**Request 1**
Extract the passage from the forum post about Brexit starting at "On the other" and ending at "in my opinion.".
**Request 2**
List every person the forum post about Brexit mentions by name or user handle.
**Request 3**
Proceed with the forum post about Brexit, picking up right after its final sentence.

**Page extract**
## Begin

If you'll allow a brief foreign perspective: the way British politicians have been acting has been flabbergasting. At times, it feels like the concept of diplomacy and negotiation is completely foreign to them (and those are the only skills you'd ever expect any politician to have), and when they do get a grip, they decide to go full on Ad Hominem (Portuguese news aired a snippet of a debate between Theresa May and Jeremy Corbyn, and it sounded like they spent more time attacking each other's character than discussing policy). Also, it sounds like the issues with the Irish border have been strangely ignored throughout the whole thing? That's the first thing I'd expect the UK (politicians and populace alike) to worry about.

On the other hand, European leaders seem open to the idea of cancelling Brexit altogether... but only as soon as the country's leadership decides it wants to do that.

I'm quite interested to hear an outside perspective of Brexit, because it's hard to shake the feeling that we are coming off quite badly from this. It's always interesting going to Belgium to see @Eenuh's family and what their take on the situation is. The UK just don't seem to have a unified gameplan with how to approach such a divisive issue. The clock continues to tick and the solution doesn't seem to be within reach. We've literally spent 2 and a half years mucking around to negotiate worse than what we already have in this country, at least in my opinion.

## End

**Records supplied**
## Begin

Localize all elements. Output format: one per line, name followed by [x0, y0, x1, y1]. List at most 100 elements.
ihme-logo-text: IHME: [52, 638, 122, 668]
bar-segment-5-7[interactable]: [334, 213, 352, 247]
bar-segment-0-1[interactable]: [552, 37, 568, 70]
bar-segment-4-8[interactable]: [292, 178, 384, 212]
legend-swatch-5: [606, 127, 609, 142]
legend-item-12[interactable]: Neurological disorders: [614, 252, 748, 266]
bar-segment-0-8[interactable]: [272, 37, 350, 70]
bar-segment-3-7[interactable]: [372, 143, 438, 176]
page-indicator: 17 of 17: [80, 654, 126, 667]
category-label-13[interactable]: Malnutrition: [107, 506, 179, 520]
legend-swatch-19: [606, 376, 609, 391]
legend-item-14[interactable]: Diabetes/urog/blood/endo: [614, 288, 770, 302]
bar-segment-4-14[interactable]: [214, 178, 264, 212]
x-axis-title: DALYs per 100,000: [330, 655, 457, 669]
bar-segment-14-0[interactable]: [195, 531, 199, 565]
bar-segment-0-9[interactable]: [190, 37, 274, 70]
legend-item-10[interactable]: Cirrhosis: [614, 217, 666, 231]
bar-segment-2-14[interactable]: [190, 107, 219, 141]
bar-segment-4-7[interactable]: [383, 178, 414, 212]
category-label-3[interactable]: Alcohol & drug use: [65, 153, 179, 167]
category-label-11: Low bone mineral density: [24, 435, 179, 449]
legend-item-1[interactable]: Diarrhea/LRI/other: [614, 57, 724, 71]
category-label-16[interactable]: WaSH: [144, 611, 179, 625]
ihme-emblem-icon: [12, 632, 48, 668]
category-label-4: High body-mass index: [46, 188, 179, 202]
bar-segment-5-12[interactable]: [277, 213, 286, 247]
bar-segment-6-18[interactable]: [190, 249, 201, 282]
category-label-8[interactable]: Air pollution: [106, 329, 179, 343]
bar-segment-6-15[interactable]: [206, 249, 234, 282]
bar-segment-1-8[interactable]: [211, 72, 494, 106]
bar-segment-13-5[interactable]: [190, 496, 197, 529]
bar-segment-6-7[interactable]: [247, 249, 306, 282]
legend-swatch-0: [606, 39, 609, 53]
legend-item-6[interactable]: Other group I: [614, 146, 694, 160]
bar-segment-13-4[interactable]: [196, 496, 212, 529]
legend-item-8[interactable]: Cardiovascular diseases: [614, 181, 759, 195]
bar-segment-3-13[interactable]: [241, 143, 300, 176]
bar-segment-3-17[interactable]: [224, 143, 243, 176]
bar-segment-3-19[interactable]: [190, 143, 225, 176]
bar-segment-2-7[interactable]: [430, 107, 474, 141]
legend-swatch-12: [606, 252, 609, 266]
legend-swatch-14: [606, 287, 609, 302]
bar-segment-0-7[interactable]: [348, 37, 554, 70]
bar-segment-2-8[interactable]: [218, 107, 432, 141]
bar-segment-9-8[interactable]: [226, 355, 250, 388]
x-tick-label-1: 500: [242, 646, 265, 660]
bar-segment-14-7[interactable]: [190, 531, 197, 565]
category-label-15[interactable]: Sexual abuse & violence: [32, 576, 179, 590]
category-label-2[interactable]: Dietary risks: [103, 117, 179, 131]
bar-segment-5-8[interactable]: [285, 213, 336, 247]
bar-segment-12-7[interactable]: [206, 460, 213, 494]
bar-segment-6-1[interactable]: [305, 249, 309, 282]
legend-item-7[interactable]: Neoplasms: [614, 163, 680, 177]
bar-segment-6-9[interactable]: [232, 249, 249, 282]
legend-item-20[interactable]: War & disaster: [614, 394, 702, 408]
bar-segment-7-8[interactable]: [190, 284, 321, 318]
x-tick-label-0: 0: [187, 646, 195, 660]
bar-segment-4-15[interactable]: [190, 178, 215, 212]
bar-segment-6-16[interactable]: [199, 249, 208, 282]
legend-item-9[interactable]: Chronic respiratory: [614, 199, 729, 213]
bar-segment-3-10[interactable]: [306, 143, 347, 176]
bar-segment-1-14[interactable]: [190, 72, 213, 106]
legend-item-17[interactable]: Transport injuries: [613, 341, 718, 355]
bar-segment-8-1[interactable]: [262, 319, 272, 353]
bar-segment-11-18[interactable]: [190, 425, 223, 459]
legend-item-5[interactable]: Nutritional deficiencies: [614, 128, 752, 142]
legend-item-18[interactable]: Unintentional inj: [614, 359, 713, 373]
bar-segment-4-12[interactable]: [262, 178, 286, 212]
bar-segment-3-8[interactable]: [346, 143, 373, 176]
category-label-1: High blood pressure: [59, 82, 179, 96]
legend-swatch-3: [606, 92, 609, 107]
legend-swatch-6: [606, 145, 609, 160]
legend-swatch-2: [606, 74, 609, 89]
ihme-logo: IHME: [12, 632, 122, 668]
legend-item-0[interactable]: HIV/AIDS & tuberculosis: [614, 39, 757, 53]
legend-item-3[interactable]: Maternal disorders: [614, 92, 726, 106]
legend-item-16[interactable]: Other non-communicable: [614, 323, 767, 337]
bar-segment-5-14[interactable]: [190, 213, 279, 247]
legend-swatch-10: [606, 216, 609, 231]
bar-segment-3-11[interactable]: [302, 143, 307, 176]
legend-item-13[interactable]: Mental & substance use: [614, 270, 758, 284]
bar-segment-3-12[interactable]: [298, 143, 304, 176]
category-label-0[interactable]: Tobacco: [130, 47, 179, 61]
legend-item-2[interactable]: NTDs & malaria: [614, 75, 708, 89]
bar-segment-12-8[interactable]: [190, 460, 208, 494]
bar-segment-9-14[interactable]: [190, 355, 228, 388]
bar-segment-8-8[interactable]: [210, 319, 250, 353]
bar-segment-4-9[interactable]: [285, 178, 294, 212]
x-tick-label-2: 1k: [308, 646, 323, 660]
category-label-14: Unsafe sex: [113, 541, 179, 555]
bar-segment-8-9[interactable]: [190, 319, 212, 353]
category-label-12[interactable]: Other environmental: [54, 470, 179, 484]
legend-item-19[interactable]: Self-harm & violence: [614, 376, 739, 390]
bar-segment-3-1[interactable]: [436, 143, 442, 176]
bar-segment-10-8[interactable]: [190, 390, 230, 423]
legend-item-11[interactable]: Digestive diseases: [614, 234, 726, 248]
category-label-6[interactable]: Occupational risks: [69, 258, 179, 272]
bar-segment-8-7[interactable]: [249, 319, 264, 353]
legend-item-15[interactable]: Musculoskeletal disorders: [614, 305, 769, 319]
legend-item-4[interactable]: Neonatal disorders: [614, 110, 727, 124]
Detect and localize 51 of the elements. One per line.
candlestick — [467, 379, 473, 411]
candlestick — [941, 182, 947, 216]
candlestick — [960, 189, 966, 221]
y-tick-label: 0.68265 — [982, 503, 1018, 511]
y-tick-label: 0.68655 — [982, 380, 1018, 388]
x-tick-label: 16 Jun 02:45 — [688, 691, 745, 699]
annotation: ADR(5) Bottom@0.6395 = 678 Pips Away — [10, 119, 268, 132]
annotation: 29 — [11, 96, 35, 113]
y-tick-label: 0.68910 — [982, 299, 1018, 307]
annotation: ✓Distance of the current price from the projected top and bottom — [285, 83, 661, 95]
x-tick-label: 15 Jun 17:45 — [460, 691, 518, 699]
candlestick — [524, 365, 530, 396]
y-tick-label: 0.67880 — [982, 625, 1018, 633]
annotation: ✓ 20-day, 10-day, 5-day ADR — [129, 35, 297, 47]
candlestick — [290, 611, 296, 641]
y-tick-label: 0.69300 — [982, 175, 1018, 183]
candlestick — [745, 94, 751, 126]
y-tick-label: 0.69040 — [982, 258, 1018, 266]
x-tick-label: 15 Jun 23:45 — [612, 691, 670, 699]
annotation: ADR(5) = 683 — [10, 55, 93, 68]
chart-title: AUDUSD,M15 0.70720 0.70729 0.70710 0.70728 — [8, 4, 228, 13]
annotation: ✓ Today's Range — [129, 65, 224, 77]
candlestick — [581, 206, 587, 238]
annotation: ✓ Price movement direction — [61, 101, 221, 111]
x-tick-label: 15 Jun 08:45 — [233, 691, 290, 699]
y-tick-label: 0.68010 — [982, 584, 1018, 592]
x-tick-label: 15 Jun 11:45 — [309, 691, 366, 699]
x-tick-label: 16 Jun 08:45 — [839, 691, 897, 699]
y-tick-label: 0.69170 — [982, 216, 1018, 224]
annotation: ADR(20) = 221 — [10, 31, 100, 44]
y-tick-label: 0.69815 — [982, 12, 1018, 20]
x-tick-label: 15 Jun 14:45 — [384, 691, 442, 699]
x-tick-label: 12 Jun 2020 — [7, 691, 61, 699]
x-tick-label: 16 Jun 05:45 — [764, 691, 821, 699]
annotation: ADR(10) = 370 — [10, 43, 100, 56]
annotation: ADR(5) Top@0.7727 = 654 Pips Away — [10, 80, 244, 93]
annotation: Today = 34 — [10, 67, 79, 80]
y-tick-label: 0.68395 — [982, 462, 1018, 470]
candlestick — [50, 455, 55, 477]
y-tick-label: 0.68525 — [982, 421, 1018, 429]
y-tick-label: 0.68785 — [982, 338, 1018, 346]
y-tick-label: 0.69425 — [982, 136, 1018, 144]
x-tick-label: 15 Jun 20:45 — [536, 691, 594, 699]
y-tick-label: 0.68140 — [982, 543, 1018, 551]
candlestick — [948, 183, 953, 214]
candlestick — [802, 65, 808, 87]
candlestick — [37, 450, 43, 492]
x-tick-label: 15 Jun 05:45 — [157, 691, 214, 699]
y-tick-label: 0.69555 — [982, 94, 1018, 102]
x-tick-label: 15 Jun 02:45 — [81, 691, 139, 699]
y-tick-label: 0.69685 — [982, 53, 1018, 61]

## End

**Result 1**
On the other hand, European leaders seem open to the idea of cancelling Brexit altogether... but only as soon as the country's leadership decides it wants to do that.

I'm quite interested to hear an outside perspective of Brexit, because it's hard to shake the feeling that we are coming off quite badly from this. It's always interesting going to Belgium to see @Eenuh's family and what their take on the situation is. The UK just don't seem to have a unified gameplan with how to approach such a divisive issue. The clock continues to tick and the solution doesn't seem to be within reach. We've literally spent 2 and a half years mucking around to negotiate worse than what we already have in this country, at least in my opinion.

**Result 2**
Theresa May
Jeremy Corbyn
@Eenuh

**Result 3**
The Irish border issue crops up every once in a while, then gets kicked to the sidelines for a while. Unfortunately...I imagine that the reason why it isn't being mentioned more (particularly from the English perspective...not necessarily Scotland or Wales) is because there seems to be a lack of interest in or, dare I say, care. Personally, I am worried about the Irish border situation, mostly because of the history of violence in the area, but there doesn't seem to be a solution to that or at least one isn't presented. 

We'll see what happens after the vote next week. My personal prediction is that I feel that the prospect of No Deal will be too much for many to stomach, so some form of deal will ultimately go through, at the very last minute. (by last minute, I mean before we leave, not Tuesday) A Theresa May + deal, or some form of rebranding of what she already has.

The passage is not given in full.